## Requirements
Extract, from the listing that follows, each line containing the word "Hips".

Collection entries:
—————

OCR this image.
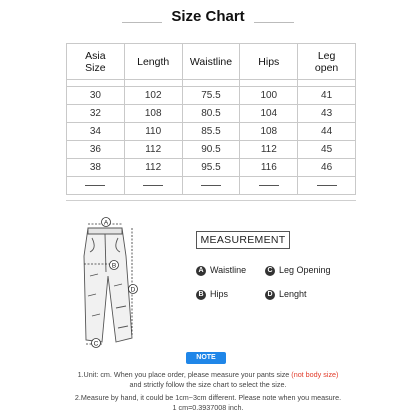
Size Chart
Asia
Size	Length	Waistline	Hips	Leg
open

30	102	75.5	100	41
32	108	80.5	104	43
34	110	85.5	108	44
36	112	90.5	112	45
38	112	95.5	116	46

A
B
D
C
MEASUREMENT
A Waistline	C Leg Opening
B Hips	D Lenght
NOTE
1.Unit: cm. When you place order, please measure your pants size (not body size)
and strictly follow the size chart to select the size.
2.Measure by hand, it could be 1cm~3cm different. Please note when you measure.
1 cm=0.3937008 inch.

—————

## Task result
Size	Length	Waistline	Hips	Leg
B Hips	D Lenght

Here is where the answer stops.